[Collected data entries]
^^^^^^^^

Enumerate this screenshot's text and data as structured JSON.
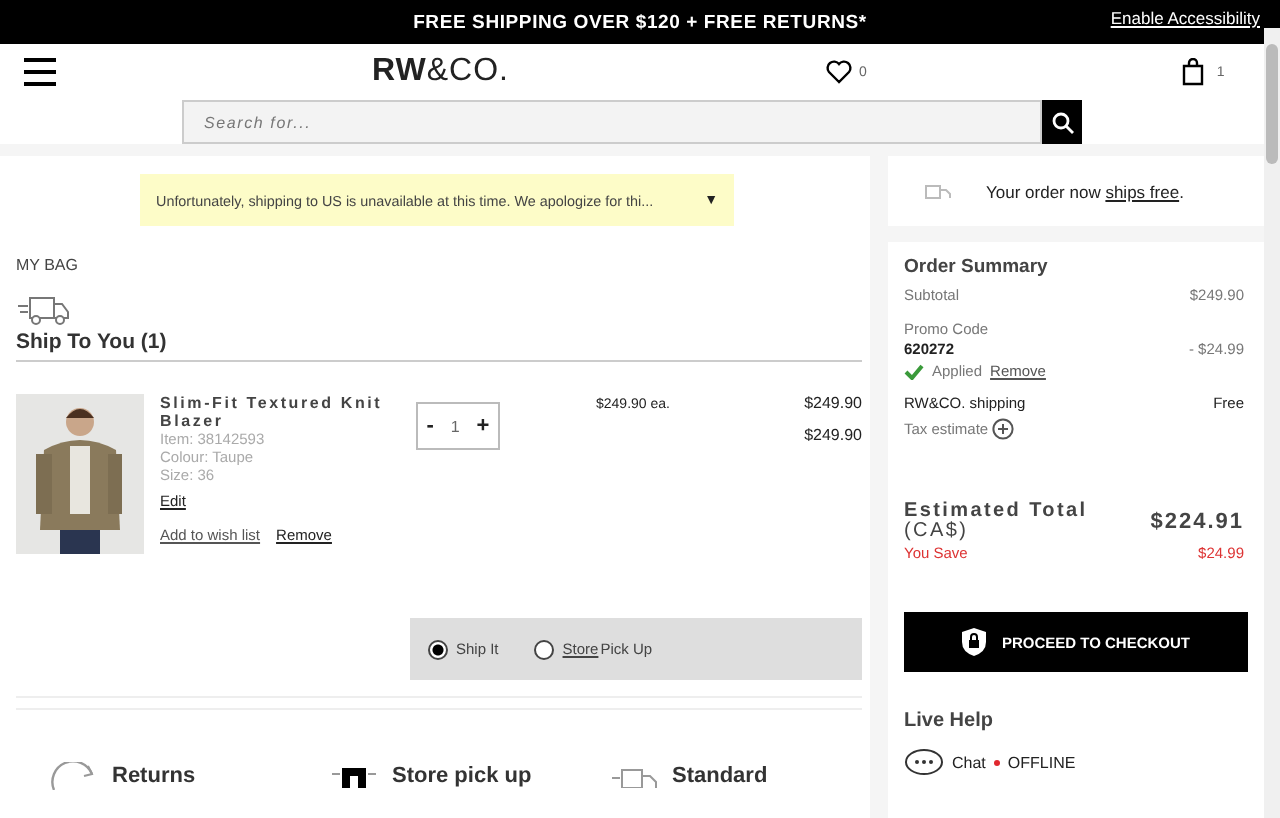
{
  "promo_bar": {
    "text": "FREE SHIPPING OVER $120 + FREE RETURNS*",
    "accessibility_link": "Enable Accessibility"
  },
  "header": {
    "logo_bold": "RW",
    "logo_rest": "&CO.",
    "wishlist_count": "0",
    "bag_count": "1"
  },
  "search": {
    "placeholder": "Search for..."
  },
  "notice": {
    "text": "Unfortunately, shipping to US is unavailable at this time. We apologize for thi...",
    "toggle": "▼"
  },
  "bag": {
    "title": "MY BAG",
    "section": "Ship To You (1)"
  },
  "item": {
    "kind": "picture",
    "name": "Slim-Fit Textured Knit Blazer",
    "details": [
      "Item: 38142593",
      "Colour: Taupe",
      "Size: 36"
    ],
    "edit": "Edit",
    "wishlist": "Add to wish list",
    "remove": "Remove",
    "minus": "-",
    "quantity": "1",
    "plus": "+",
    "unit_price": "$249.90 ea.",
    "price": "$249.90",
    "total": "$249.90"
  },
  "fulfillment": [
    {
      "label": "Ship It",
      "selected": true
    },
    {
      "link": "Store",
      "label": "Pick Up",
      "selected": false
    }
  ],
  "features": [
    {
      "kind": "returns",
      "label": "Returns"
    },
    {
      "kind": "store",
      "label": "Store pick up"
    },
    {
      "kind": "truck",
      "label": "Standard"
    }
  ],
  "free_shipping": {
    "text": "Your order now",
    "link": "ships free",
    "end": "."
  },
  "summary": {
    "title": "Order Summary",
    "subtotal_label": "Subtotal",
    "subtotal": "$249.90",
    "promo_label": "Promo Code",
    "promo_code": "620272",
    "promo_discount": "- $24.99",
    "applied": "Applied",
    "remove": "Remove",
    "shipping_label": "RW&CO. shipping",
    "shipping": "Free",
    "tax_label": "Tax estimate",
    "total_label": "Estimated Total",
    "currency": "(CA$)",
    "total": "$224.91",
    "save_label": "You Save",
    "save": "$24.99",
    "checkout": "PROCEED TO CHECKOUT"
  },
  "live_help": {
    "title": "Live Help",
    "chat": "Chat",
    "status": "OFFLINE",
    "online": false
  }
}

^^^^^^^^

EXERCISE. Go back to the records above and write them out exactly, without the pictures.

EXERCISE OUTPUT.
Enumerate this screenshot's text and data as structured JSON.
{
  "promo_bar": {
    "text": "FREE SHIPPING OVER $120 + FREE RETURNS*",
    "accessibility_link": "Enable Accessibility"
  },
  "header": {
    "logo_bold": "RW",
    "logo_rest": "&CO.",
    "wishlist_count": "0",
    "bag_count": "1"
  },
  "search": {
    "placeholder": "Search for..."
  },
  "notice": {
    "text": "Unfortunately, shipping to US is unavailable at this time. We apologize for thi...",
    "toggle": "▼"
  },
  "bag": {
    "title": "MY BAG",
    "section": "Ship To You (1)"
  },
  "item": {
    "kind": "picture",
    "name": "Slim-Fit Textured Knit Blazer",
    "details": [
      "Item: 38142593",
      "Colour: Taupe",
      "Size: 36"
    ],
    "edit": "Edit",
    "wishlist": "Add to wish list",
    "remove": "Remove",
    "minus": "-",
    "quantity": "1",
    "plus": "+",
    "unit_price": "$249.90 ea.",
    "price": "$249.90",
    "total": "$249.90"
  },
  "fulfillment": [
    {
      "label": "Ship It",
      "selected": true
    },
    {
      "link": "Store",
      "label": "Pick Up",
      "selected": false
    }
  ],
  "features": [
    {
      "kind": "returns",
      "label": "Returns"
    },
    {
      "kind": "store",
      "label": "Store pick up"
    },
    {
      "kind": "truck",
      "label": "Standard"
    }
  ],
  "free_shipping": {
    "text": "Your order now",
    "link": "ships free",
    "end": "."
  },
  "summary": {
    "title": "Order Summary",
    "subtotal_label": "Subtotal",
    "subtotal": "$249.90",
    "promo_label": "Promo Code",
    "promo_code": "620272",
    "promo_discount": "- $24.99",
    "applied": "Applied",
    "remove": "Remove",
    "shipping_label": "RW&CO. shipping",
    "shipping": "Free",
    "tax_label": "Tax estimate",
    "total_label": "Estimated Total",
    "currency": "(CA$)",
    "total": "$224.91",
    "save_label": "You Save",
    "save": "$24.99",
    "checkout": "PROCEED TO CHECKOUT"
  },
  "live_help": {
    "title": "Live Help",
    "chat": "Chat",
    "status": "OFFLINE",
    "online": false
  }
}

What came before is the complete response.